*WHAT IS REQUIRED*:
Go through the entries below and count the lines holding the word "实战练兵". Reply with only the number, please.

──────────

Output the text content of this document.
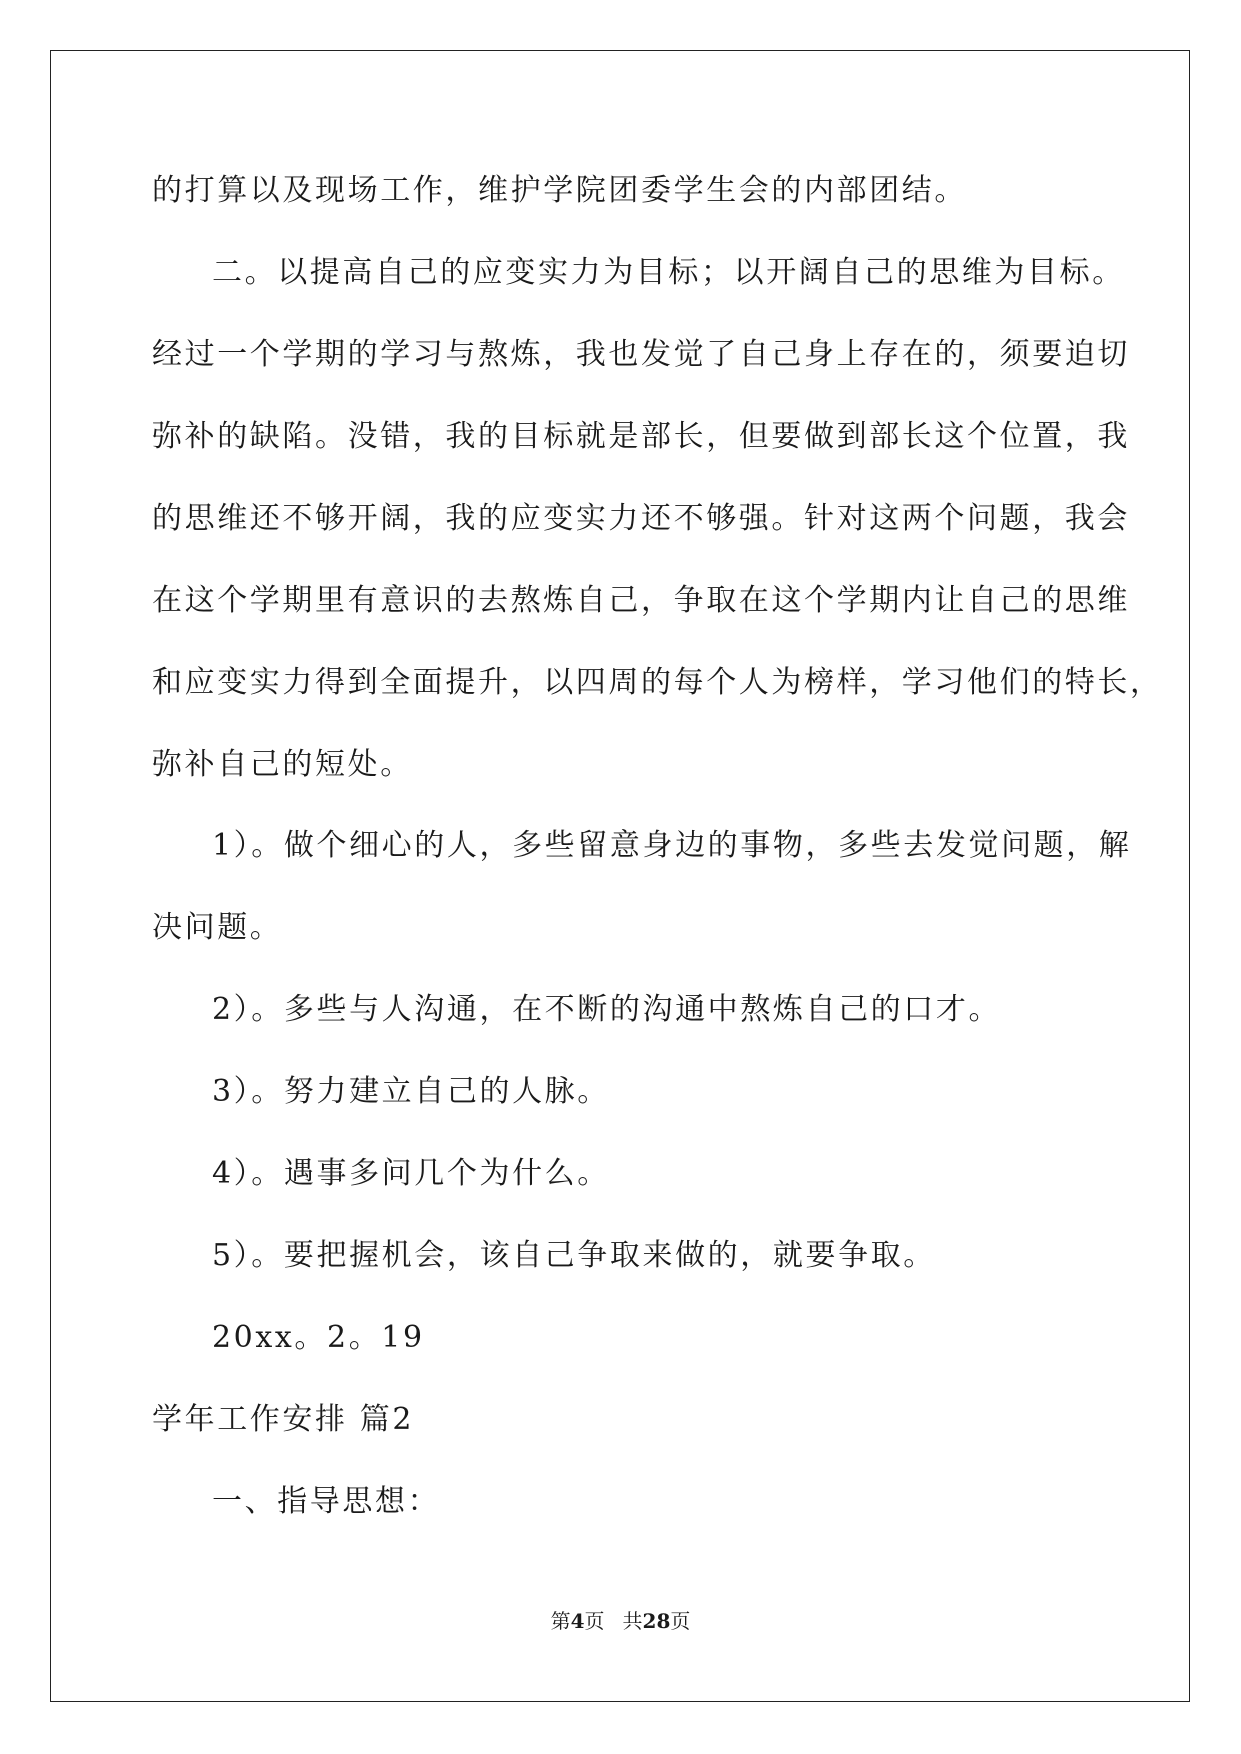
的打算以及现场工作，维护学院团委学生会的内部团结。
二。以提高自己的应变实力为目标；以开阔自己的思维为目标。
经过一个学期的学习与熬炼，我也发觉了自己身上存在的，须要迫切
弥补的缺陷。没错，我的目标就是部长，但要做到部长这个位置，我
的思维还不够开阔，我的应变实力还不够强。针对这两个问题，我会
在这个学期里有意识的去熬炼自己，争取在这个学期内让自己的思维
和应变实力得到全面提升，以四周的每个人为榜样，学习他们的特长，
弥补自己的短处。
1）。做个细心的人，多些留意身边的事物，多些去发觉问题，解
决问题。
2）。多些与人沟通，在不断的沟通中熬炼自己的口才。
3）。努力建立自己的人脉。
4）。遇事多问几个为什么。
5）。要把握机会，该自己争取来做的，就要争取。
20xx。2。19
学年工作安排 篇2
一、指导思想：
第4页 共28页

──────────

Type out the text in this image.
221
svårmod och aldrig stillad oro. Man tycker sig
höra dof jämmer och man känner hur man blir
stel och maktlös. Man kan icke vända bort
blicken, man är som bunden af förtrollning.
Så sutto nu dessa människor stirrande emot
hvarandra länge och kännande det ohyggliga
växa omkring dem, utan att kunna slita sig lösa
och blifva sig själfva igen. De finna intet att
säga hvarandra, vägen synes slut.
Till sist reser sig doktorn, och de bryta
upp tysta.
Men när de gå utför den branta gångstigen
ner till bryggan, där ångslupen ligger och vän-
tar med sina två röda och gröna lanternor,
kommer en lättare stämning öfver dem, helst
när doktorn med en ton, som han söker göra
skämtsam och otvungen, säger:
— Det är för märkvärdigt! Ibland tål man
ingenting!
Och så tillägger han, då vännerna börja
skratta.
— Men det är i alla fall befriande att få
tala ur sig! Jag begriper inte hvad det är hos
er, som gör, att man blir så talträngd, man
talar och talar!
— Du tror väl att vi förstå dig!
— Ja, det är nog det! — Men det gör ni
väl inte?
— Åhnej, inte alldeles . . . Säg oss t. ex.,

──────────

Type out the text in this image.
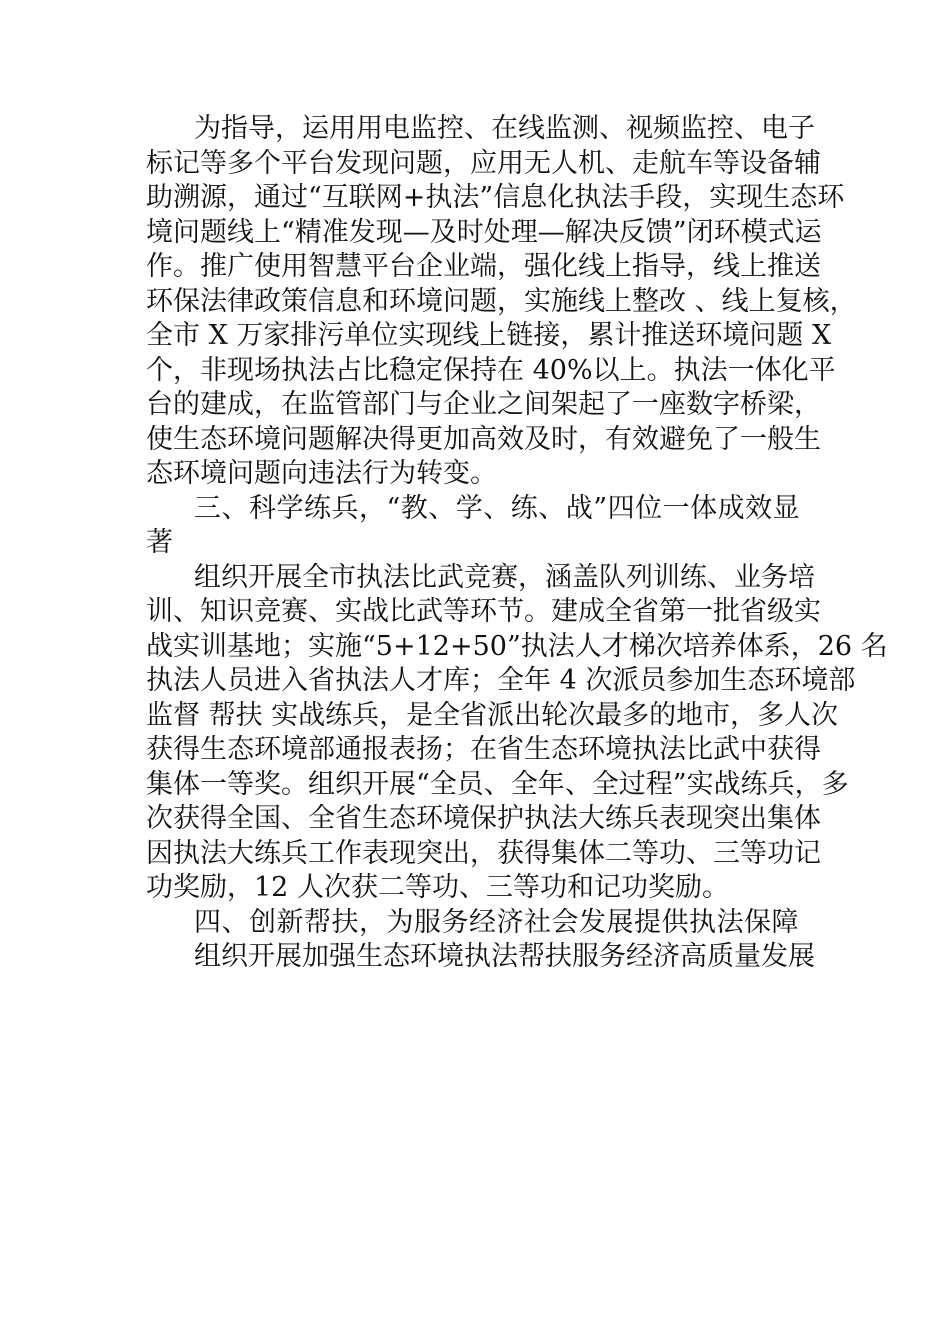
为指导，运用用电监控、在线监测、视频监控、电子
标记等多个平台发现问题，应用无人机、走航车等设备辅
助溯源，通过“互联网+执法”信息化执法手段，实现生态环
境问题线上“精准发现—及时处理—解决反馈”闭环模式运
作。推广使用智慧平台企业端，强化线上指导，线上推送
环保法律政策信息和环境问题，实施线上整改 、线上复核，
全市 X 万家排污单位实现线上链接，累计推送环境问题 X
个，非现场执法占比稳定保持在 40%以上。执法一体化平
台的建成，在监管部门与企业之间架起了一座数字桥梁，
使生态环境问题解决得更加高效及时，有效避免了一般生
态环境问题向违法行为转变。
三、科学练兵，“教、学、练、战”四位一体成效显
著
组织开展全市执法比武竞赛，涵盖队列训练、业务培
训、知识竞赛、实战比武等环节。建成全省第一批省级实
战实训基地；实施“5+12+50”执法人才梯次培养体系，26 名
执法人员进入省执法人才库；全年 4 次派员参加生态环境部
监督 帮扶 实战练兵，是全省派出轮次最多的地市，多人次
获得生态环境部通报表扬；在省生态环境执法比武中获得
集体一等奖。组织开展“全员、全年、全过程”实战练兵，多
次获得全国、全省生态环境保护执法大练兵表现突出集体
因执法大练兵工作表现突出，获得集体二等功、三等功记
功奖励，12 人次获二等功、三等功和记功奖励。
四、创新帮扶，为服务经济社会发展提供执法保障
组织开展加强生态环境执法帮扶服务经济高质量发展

──────────

*ANSWER FOR THE TASK*:
2